• GOAL: Below are the records; collect from them each line containing the string "title".

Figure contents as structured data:

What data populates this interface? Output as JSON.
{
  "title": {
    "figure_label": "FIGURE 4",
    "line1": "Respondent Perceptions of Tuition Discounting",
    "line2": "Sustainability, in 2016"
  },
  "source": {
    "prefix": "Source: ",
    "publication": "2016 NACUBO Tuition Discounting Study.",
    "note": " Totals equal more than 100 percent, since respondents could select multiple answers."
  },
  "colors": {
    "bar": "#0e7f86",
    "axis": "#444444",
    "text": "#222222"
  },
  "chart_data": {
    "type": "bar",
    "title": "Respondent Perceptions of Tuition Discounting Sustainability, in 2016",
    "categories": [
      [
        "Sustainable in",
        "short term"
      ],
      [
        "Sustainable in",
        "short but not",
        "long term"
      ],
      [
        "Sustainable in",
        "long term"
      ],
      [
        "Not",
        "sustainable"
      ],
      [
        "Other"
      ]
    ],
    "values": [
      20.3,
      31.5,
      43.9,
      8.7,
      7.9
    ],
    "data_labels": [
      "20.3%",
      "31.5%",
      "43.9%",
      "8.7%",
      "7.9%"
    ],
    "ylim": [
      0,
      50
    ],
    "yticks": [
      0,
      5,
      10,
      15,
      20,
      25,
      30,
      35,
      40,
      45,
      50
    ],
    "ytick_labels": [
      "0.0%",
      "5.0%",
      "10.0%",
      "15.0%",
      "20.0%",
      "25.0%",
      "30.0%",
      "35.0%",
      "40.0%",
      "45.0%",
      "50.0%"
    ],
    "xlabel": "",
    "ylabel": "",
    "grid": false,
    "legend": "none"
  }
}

• THE REPLY:
  "title": {
    "title": "Respondent Perceptions of Tuition Discounting Sustainability, in 2016",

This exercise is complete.